Work required: Tally the lines holding "primární" and state only that figure.

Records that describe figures
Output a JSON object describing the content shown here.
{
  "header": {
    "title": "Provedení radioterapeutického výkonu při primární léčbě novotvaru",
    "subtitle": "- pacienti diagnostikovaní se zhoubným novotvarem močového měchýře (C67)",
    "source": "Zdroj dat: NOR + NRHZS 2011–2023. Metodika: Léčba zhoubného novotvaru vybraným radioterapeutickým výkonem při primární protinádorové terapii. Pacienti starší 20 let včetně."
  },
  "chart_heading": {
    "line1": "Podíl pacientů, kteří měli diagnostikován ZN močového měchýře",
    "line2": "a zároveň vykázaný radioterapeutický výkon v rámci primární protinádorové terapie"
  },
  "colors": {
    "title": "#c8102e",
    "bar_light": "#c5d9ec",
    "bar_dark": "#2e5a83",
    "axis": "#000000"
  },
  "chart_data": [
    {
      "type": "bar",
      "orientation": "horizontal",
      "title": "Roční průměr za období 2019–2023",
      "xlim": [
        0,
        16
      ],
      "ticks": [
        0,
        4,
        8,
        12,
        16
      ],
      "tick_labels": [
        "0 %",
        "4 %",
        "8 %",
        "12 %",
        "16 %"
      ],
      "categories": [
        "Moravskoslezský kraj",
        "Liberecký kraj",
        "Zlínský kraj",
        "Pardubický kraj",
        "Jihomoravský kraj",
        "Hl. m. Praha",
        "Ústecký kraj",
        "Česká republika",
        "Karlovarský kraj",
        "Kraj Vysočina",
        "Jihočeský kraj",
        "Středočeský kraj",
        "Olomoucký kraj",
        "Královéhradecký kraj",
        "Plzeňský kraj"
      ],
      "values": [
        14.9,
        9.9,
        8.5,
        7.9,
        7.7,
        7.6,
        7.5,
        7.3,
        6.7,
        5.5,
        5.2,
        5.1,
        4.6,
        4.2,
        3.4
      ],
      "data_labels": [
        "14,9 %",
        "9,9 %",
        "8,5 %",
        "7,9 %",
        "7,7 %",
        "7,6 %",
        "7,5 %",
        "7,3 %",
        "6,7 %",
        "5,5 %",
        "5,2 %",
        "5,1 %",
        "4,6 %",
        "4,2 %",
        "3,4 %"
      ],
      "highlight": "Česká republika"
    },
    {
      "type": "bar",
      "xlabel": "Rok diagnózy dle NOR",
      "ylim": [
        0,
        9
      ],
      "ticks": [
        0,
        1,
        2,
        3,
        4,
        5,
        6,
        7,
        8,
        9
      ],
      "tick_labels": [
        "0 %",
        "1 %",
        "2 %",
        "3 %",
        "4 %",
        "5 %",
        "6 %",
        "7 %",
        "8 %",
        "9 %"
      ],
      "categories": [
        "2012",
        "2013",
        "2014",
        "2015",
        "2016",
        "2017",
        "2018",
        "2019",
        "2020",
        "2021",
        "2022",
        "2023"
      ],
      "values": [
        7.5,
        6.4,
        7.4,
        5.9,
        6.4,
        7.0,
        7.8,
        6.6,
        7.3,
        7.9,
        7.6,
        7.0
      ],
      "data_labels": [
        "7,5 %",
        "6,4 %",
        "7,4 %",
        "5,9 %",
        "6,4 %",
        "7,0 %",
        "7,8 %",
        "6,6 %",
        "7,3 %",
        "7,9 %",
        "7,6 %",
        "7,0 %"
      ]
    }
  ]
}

Written reply: 3